What you should do => Answer with a single number, the count of lines holding the word "content".

Supplied information =>

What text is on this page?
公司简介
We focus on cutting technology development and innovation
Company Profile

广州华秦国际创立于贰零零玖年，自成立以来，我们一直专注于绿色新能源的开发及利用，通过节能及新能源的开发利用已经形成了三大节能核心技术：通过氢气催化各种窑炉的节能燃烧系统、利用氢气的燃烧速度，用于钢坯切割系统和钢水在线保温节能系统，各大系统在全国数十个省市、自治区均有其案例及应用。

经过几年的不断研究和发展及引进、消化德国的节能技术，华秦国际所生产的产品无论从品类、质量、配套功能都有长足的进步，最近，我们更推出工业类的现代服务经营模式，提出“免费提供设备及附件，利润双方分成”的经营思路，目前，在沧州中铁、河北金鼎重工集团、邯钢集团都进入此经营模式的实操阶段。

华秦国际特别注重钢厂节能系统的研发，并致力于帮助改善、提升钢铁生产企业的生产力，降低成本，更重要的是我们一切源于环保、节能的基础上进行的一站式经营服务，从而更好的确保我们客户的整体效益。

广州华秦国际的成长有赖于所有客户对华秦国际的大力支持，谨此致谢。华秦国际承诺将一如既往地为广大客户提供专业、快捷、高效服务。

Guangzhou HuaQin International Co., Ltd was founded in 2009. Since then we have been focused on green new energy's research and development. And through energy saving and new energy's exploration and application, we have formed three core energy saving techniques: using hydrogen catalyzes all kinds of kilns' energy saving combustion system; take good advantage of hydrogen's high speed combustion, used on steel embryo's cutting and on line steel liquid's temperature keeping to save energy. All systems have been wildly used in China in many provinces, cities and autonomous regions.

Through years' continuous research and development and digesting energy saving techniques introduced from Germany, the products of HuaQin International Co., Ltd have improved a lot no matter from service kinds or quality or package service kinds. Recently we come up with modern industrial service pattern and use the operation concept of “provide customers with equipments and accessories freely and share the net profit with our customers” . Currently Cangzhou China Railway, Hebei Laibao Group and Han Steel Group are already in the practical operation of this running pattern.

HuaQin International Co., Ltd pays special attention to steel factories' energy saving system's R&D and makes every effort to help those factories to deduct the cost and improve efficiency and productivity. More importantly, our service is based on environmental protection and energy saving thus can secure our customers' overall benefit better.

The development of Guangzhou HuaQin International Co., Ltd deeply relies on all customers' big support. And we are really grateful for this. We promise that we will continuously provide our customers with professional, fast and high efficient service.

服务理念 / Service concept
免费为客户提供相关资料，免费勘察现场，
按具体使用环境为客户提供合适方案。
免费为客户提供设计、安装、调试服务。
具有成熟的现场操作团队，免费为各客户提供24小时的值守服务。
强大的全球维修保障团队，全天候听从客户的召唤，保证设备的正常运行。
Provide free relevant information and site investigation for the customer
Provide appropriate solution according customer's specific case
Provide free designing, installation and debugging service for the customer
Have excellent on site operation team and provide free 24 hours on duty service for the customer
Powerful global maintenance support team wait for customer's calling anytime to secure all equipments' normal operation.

==

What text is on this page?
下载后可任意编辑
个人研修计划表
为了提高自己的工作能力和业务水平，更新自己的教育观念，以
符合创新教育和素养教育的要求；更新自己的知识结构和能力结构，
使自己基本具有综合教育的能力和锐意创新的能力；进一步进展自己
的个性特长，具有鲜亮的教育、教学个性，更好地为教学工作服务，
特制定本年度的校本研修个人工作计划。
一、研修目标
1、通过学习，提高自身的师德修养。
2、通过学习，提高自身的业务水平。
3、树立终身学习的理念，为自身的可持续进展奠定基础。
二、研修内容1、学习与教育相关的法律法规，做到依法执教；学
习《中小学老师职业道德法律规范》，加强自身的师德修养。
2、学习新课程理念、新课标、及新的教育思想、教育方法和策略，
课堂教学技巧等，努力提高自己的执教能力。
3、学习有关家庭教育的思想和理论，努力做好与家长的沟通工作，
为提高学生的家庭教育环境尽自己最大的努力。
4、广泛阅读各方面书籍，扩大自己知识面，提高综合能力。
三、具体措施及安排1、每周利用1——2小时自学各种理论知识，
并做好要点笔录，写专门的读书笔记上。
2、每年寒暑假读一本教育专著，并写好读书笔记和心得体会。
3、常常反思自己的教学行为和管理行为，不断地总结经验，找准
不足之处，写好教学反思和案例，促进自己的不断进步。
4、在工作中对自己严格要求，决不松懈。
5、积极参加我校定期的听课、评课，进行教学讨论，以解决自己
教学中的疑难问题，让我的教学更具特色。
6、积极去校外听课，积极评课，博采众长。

* * *

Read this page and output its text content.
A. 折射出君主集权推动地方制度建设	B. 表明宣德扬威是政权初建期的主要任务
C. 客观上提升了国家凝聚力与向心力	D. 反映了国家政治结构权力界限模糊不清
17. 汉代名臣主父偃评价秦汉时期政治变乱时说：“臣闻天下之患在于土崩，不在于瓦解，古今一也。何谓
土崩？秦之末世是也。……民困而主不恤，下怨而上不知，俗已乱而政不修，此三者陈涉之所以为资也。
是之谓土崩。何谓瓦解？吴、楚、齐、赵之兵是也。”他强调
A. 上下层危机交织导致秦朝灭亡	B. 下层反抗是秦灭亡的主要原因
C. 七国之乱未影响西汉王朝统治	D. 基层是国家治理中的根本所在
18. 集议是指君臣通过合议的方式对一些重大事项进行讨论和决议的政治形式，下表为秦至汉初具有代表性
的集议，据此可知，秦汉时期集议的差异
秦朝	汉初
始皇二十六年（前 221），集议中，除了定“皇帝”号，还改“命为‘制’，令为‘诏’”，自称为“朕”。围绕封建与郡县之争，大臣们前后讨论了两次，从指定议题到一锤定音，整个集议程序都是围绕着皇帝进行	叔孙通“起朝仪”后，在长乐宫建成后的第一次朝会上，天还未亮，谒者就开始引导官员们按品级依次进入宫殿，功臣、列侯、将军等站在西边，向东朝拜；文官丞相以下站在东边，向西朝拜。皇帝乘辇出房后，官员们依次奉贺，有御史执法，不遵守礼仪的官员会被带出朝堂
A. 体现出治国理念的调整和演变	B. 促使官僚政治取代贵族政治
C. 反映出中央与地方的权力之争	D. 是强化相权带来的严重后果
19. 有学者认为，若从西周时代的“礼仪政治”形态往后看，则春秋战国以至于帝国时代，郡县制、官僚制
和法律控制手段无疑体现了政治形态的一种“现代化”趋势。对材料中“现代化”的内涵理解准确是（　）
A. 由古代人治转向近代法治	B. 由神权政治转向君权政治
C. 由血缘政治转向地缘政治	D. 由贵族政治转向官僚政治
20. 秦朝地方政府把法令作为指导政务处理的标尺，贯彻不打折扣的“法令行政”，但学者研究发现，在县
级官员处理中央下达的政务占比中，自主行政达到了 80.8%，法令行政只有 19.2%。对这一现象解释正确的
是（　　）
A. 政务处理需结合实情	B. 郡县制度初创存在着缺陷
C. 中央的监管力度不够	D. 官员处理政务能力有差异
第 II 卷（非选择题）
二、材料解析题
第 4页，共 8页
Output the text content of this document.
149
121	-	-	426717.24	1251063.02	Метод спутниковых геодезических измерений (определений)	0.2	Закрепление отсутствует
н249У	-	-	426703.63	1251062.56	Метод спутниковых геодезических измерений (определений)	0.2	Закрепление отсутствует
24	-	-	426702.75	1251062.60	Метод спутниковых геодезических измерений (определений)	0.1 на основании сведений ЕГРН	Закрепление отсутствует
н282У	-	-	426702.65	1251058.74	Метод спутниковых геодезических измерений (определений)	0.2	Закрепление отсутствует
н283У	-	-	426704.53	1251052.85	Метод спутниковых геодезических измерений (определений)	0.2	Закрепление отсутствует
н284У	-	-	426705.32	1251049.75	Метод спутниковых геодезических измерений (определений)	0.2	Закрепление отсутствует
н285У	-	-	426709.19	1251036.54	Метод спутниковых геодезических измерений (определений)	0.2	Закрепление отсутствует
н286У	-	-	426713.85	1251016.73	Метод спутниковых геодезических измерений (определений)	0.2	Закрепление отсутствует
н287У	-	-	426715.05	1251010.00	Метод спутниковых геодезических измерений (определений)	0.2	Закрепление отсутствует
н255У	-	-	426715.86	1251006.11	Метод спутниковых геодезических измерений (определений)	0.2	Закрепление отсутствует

Written response => 2